*EXERCISE*:
Reproduce all entries precisely, down to the last character.

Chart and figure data
<<<<
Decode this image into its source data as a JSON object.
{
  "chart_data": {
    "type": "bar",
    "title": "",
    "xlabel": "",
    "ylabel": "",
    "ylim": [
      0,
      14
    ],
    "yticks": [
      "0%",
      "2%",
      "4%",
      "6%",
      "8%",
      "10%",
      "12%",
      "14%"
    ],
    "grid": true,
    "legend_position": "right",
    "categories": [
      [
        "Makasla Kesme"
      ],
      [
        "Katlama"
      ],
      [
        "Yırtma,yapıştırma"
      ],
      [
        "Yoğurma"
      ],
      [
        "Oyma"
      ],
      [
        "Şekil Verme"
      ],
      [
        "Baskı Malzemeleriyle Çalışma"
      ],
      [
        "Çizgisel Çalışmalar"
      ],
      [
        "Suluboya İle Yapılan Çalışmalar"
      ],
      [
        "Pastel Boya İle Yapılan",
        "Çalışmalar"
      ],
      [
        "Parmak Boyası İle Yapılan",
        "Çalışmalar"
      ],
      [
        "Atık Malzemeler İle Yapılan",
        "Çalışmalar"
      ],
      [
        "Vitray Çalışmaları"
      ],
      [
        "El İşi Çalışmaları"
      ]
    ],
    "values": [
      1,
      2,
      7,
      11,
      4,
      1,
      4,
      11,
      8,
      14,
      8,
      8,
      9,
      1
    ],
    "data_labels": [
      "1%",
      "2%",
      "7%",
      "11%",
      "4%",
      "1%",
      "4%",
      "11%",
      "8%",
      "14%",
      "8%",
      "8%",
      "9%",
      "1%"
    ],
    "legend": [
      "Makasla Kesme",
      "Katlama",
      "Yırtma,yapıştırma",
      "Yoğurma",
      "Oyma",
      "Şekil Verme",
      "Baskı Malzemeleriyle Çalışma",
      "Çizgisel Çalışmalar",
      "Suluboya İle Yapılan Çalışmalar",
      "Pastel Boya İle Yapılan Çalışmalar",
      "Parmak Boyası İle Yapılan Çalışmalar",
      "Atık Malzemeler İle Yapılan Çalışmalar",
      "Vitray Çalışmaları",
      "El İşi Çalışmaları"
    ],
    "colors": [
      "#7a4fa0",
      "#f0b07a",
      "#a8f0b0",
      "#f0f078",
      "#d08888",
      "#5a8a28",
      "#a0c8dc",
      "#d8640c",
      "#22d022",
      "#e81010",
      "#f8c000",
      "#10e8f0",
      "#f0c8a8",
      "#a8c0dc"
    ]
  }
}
>>>>
*WRITTEN RESPONSE*:
Decode this image into its source data as a JSON object.
{
  "chart_data": {
    "type": "bar",
    "title": "",
    "xlabel": "",
    "ylabel": "",
    "ylim": [
      0,
      14
    ],
    "yticks": [
      "0%",
      "2%",
      "4%",
      "6%",
      "8%",
      "10%",
      "12%",
      "14%"
    ],
    "grid": true,
    "legend_position": "right",
    "categories": [
      [
        "Makasla Kesme"
      ],
      [
        "Katlama"
      ],
      [
        "Yırtma,yapıştırma"
      ],
      [
        "Yoğurma"
      ],
      [
        "Oyma"
      ],
      [
        "Şekil Verme"
      ],
      [
        "Baskı Malzemeleriyle Çalışma"
      ],
      [
        "Çizgisel Çalışmalar"
      ],
      [
        "Suluboya İle Yapılan Çalışmalar"
      ],
      [
        "Pastel Boya İle Yapılan",
        "Çalışmalar"
      ],
      [
        "Parmak Boyası İle Yapılan",
        "Çalışmalar"
      ],
      [
        "Atık Malzemeler İle Yapılan",
        "Çalışmalar"
      ],
      [
        "Vitray Çalışmaları"
      ],
      [
        "El İşi Çalışmaları"
      ]
    ],
    "values": [
      1,
      2,
      7,
      11,
      4,
      1,
      4,
      11,
      8,
      14,
      8,
      8,
      9,
      1
    ],
    "data_labels": [
      "1%",
      "2%",
      "7%",
      "11%",
      "4%",
      "1%",
      "4%",
      "11%",
      "8%",
      "14%",
      "8%",
      "8%",
      "9%",
      "1%"
    ],
    "legend": [
      "Makasla Kesme",
      "Katlama",
      "Yırtma,yapıştırma",
      "Yoğurma",
      "Oyma",
      "Şekil Verme",
      "Baskı Malzemeleriyle Çalışma",
      "Çizgisel Çalışmalar",
      "Suluboya İle Yapılan Çalışmalar",
      "Pastel Boya İle Yapılan Çalışmalar",
      "Parmak Boyası İle Yapılan Çalışmalar",
      "Atık Malzemeler İle Yapılan Çalışmalar",
      "Vitray Çalışmaları",
      "El İşi Çalışmaları"
    ],
    "colors": [
      "#7a4fa0",
      "#f0b07a",
      "#a8f0b0",
      "#f0f078",
      "#d08888",
      "#5a8a28",
      "#a0c8dc",
      "#d8640c",
      "#22d022",
      "#e81010",
      "#f8c000",
      "#10e8f0",
      "#f0c8a8",
      "#a8c0dc"
    ]
  }
}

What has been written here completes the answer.